Apart from the images, the entire listing below must be restated word for word.

** RAW DATA **
==============================

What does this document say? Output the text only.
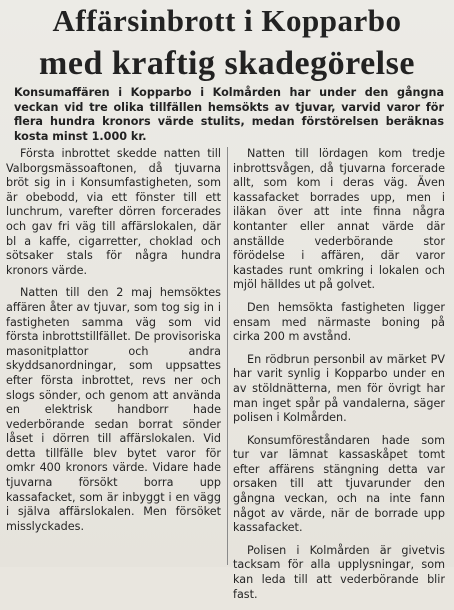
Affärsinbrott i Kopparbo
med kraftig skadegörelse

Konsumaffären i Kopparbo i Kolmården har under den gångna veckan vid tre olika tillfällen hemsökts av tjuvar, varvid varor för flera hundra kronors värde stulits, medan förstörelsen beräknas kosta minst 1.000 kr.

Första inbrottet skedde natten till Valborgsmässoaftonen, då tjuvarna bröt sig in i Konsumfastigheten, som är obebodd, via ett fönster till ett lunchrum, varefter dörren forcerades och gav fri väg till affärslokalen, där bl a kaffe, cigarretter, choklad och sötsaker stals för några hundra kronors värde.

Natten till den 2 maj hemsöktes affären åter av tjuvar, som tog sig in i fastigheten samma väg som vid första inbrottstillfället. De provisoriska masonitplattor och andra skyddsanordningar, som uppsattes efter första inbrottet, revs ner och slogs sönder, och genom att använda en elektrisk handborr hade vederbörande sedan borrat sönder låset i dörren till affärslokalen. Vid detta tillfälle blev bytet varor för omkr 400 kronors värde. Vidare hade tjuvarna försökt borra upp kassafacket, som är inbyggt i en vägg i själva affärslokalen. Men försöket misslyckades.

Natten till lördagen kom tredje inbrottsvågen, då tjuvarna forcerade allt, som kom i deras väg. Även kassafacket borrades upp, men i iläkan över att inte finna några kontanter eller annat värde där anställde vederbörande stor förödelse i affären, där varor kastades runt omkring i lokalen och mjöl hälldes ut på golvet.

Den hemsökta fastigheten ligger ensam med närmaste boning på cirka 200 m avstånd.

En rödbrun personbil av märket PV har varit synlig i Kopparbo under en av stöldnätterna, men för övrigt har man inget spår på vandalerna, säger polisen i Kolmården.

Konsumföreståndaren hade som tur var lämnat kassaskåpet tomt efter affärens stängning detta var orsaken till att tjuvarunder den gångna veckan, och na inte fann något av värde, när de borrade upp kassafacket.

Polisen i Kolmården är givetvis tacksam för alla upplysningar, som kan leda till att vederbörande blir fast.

==============================

** EXERCISE OUTPUT **
What does this document say? Output the text only.
Affärsinbrott i Kopparbo
med kraftig skadegörelse

Konsumaffären i Kopparbo i Kolmården har under den gångna veckan vid tre olika tillfällen hemsökts av tjuvar, varvid varor för flera hundra kronors värde stulits, medan förstörelsen beräknas kosta minst 1.000 kr.

Första inbrottet skedde natten till Valborgsmässoaftonen, då tjuvarna bröt sig in i Konsumfastigheten, som är obebodd, via ett fönster till ett lunchrum, varefter dörren forcerades och gav fri väg till affärslokalen, där bl a kaffe, cigarretter, choklad och sötsaker stals för några hundra kronors värde.

Natten till den 2 maj hemsöktes affären åter av tjuvar, som tog sig in i fastigheten samma väg som vid första inbrottstillfället. De provisoriska masonitplattor och andra skyddsanordningar, som uppsattes efter första inbrottet, revs ner och slogs sönder, och genom att använda en elektrisk handborr hade vederbörande sedan borrat sönder låset i dörren till affärslokalen. Vid detta tillfälle blev bytet varor för omkr 400 kronors värde. Vidare hade tjuvarna försökt borra upp kassafacket, som är inbyggt i en vägg i själva affärslokalen. Men försöket misslyckades.

Natten till lördagen kom tredje inbrottsvågen, då tjuvarna forcerade allt, som kom i deras väg. Även kassafacket borrades upp, men i iläkan över att inte finna några kontanter eller annat värde där anställde vederbörande stor förödelse i affären, där varor kastades runt omkring i lokalen och mjöl hälldes ut på golvet.

Den hemsökta fastigheten ligger ensam med närmaste boning på cirka 200 m avstånd.

En rödbrun personbil av märket PV har varit synlig i Kopparbo under en av stöldnätterna, men för övrigt har man inget spår på vandalerna, säger polisen i Kolmården.

Konsumföreståndaren hade som tur var lämnat kassaskåpet tomt efter affärens stängning detta var orsaken till att tjuvarunder den gångna veckan, och na inte fann något av värde, när de borrade upp kassafacket.

Polisen i Kolmården är givetvis tacksam för alla upplysningar, som kan leda till att vederbörande blir fast.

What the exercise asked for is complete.